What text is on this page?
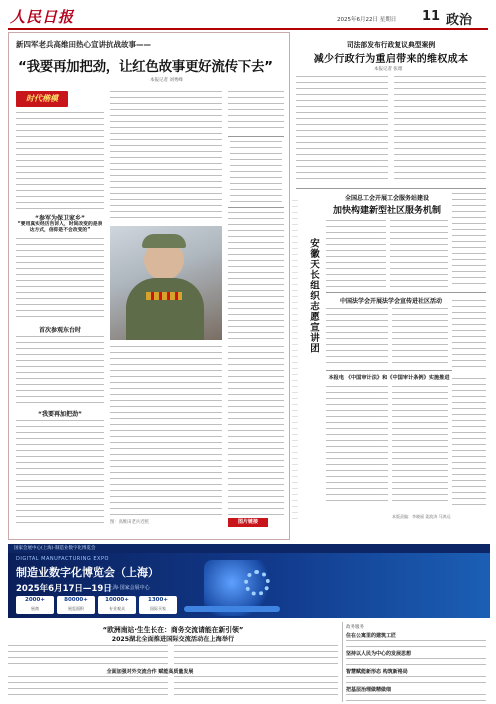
人民日报	2025年6月22日 星期日 11 政治
新四军老兵高维田热心宣讲抗战故事——
“我要再加把劲，让红色故事更好流传下去”
本报记者 刘秀峰
时代楷模
“参军为保卫家乡”
“要用真实经历告诉人，时间改变的是表达方式，信仰是不会改变的”
首次参观东台时
“我要再加把劲”
图：高维田老兵近照	图片链接
安徽天长组织志愿宣讲团
司法部发布行政复议典型案例
减少行政行为重启带来的维权成本
本报记者 张璁
全国总工会开展工会服务站建设
加快构建新型社区服务机制
中国法学会开展法学会宣传进社区活动
本报电 《中国审计法》和《中国审计条例》实施推进
本版责编：李晓丽 姜波涛 马鸿远
国家会展中心(上海)·制造业数字化博览会
DIGITAL MANUFACTURING EXPO
制造业数字化博览会（上海）
2025年6月17日—19日
上海·国家会展中心
2000+
展商
80000+
展览面积
10000+
专业观众
1300+
国际买家
“欧洲南站·生生长在：商务交流请能在新引领”
2025湖北全面推进国际交流活动在上海举行
全面加强对外交流合作 赋能高质量发展
政务服务
住在公寓里的建筑工匠
坚持以人民为中心的发展思想
智慧赋能新形态 构筑新格局
把基层治理做精做细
┄┄┄┄┄┄┄┄┄┄┄┄┄┄┄┄┄┄┄┄
## Goal
Return all of the entries word for word, but omit the pictures.

## Response below
What text is on this page?
人民日报	2025年6月22日 星期日 11 政治
新四军老兵高维田热心宣讲抗战故事——
“我要再加把劲，让红色故事更好流传下去”
本报记者 刘秀峰
时代楷模
“参军为保卫家乡”
“要用真实经历告诉人，时间改变的是表达方式，信仰是不会改变的”
首次参观东台时
“我要再加把劲”
图：高维田老兵近照	图片链接
安徽天长组织志愿宣讲团
司法部发布行政复议典型案例
减少行政行为重启带来的维权成本
本报记者 张璁
全国总工会开展工会服务站建设
加快构建新型社区服务机制
中国法学会开展法学会宣传进社区活动
本报电 《中国审计法》和《中国审计条例》实施推进
本版责编：李晓丽 姜波涛 马鸿远
国家会展中心(上海)·制造业数字化博览会
DIGITAL MANUFACTURING EXPO
制造业数字化博览会（上海）
2025年6月17日—19日
上海·国家会展中心
2000+
展商
80000+
展览面积
10000+
专业观众
1300+
国际买家
“欧洲南站·生生长在：商务交流请能在新引领”
2025湖北全面推进国际交流活动在上海举行
全面加强对外交流合作 赋能高质量发展
政务服务
住在公寓里的建筑工匠
坚持以人民为中心的发展思想
智慧赋能新形态 构筑新格局
把基层治理做精做细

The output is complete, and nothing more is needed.